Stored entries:
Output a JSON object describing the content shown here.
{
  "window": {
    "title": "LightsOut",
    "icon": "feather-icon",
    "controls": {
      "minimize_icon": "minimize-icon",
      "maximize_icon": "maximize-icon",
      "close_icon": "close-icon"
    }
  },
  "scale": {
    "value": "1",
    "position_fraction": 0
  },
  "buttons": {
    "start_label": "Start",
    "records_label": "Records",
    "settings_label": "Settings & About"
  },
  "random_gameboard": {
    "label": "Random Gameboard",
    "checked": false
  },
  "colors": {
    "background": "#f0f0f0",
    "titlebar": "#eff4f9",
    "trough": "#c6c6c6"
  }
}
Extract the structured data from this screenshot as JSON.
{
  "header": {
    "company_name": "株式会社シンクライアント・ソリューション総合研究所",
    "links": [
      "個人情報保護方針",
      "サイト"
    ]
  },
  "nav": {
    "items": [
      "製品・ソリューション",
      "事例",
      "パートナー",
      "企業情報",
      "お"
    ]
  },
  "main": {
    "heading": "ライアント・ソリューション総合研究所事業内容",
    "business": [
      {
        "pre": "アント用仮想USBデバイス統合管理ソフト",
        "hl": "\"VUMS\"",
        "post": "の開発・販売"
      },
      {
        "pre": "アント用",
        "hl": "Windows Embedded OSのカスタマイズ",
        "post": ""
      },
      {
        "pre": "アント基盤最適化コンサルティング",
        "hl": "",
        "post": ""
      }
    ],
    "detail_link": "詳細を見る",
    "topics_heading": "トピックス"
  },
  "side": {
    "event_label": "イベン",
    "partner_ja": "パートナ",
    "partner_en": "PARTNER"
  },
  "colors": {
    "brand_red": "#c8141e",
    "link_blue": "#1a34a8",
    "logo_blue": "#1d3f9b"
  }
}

- PROBLEM REQUIREMENTS
Return exactly the lines from the one containing "Extract the structured" through the last line of the records above, both included, and nothing else.

- COMPLETE OUTPUT
Extract the structured data from this screenshot as JSON.
{
  "header": {
    "company_name": "株式会社シンクライアント・ソリューション総合研究所",
    "links": [
      "個人情報保護方針",
      "サイト"
    ]
  },
  "nav": {
    "items": [
      "製品・ソリューション",
      "事例",
      "パートナー",
      "企業情報",
      "お"
    ]
  },
  "main": {
    "heading": "ライアント・ソリューション総合研究所事業内容",
    "business": [
      {
        "pre": "アント用仮想USBデバイス統合管理ソフト",
        "hl": "\"VUMS\"",
        "post": "の開発・販売"
      },
      {
        "pre": "アント用",
        "hl": "Windows Embedded OSのカスタマイズ",
        "post": ""
      },
      {
        "pre": "アント基盤最適化コンサルティング",
        "hl": "",
        "post": ""
      }
    ],
    "detail_link": "詳細を見る",
    "topics_heading": "トピックス"
  },
  "side": {
    "event_label": "イベン",
    "partner_ja": "パートナ",
    "partner_en": "PARTNER"
  },
  "colors": {
    "brand_red": "#c8141e",
    "link_blue": "#1a34a8",
    "logo_blue": "#1d3f9b"
  }
}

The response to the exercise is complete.